Will you give the material below again, every line exactly as it is?

====== Record excerpts

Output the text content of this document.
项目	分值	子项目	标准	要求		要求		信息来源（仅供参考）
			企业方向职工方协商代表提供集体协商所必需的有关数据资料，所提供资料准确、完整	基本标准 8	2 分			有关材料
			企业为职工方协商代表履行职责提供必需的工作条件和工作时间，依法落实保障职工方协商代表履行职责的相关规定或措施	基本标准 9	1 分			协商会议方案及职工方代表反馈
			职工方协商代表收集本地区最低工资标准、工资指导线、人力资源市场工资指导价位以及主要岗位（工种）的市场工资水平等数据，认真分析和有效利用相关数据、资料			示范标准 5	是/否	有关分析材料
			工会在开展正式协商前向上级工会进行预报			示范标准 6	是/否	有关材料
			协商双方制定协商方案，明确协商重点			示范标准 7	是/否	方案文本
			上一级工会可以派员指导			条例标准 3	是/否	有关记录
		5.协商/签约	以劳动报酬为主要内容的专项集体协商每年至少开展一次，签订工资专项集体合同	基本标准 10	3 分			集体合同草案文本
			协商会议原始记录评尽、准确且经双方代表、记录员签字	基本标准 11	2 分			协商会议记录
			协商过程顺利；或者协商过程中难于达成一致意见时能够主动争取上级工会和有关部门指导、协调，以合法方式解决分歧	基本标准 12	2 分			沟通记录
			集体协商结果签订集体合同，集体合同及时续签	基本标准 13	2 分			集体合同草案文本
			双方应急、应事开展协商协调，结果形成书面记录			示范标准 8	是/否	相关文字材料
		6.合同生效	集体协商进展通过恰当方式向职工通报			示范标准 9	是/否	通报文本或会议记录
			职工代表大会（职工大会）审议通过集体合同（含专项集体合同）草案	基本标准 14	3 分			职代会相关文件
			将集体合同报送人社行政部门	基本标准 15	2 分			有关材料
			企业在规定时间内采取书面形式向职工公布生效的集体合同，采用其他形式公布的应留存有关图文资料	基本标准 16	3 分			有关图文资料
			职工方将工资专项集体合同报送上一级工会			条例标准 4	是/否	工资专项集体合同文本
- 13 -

============

## Result for this exercise
Output the text content of this document.
项目	分值	子项目	标准	要求		要求		信息来源（仅供参考）
			企业方向职工方协商代表提供集体协商所必需的有关数据资料，所提供资料准确、完整	基本标准 8	2 分			有关材料
			企业为职工方协商代表履行职责提供必需的工作条件和工作时间，依法落实保障职工方协商代表履行职责的相关规定或措施	基本标准 9	1 分			协商会议方案及职工方代表反馈
			职工方协商代表收集本地区最低工资标准、工资指导线、人力资源市场工资指导价位以及主要岗位（工种）的市场工资水平等数据，认真分析和有效利用相关数据、资料			示范标准 5	是/否	有关分析材料
			工会在开展正式协商前向上级工会进行预报			示范标准 6	是/否	有关材料
			协商双方制定协商方案，明确协商重点			示范标准 7	是/否	方案文本
			上一级工会可以派员指导			条例标准 3	是/否	有关记录
		5.协商/签约	以劳动报酬为主要内容的专项集体协商每年至少开展一次，签订工资专项集体合同	基本标准 10	3 分			集体合同草案文本
			协商会议原始记录评尽、准确且经双方代表、记录员签字	基本标准 11	2 分			协商会议记录
			协商过程顺利；或者协商过程中难于达成一致意见时能够主动争取上级工会和有关部门指导、协调，以合法方式解决分歧	基本标准 12	2 分			沟通记录
			集体协商结果签订集体合同，集体合同及时续签	基本标准 13	2 分			集体合同草案文本
			双方应急、应事开展协商协调，结果形成书面记录			示范标准 8	是/否	相关文字材料
		6.合同生效	集体协商进展通过恰当方式向职工通报			示范标准 9	是/否	通报文本或会议记录
			职工代表大会（职工大会）审议通过集体合同（含专项集体合同）草案	基本标准 14	3 分			职代会相关文件
			将集体合同报送人社行政部门	基本标准 15	2 分			有关材料
			企业在规定时间内采取书面形式向职工公布生效的集体合同，采用其他形式公布的应留存有关图文资料	基本标准 16	3 分			有关图文资料
			职工方将工资专项集体合同报送上一级工会			条例标准 4	是/否	工资专项集体合同文本
- 13 -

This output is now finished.